Prompt ▸
Copy out the lines that have "highlight" in them.

Stored items from a collection:
** Start **

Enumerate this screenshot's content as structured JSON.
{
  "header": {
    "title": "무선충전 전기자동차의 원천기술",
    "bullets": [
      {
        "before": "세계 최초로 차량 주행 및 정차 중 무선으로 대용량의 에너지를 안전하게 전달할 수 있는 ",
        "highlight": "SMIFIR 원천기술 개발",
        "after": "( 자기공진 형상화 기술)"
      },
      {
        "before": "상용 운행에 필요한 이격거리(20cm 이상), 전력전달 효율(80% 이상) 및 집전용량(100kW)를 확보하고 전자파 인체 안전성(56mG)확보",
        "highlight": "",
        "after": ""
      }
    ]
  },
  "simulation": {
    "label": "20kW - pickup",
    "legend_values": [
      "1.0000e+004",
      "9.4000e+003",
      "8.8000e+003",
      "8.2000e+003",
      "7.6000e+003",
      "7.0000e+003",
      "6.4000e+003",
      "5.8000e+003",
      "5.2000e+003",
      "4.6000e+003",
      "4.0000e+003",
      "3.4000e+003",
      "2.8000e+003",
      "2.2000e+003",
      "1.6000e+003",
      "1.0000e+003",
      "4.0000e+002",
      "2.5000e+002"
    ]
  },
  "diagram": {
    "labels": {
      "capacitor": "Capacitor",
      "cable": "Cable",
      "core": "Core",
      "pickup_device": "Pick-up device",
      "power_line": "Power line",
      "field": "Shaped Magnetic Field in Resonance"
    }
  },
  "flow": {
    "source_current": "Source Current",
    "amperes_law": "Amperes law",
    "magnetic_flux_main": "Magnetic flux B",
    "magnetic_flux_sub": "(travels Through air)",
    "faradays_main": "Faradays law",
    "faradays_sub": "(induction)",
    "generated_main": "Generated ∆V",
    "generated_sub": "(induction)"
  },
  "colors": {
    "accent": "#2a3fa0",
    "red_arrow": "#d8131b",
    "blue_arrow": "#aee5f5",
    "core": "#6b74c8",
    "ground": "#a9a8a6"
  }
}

** End **

Full solution ▸
        "highlight": "SMIFIR 원천기술 개발",
        "highlight": "",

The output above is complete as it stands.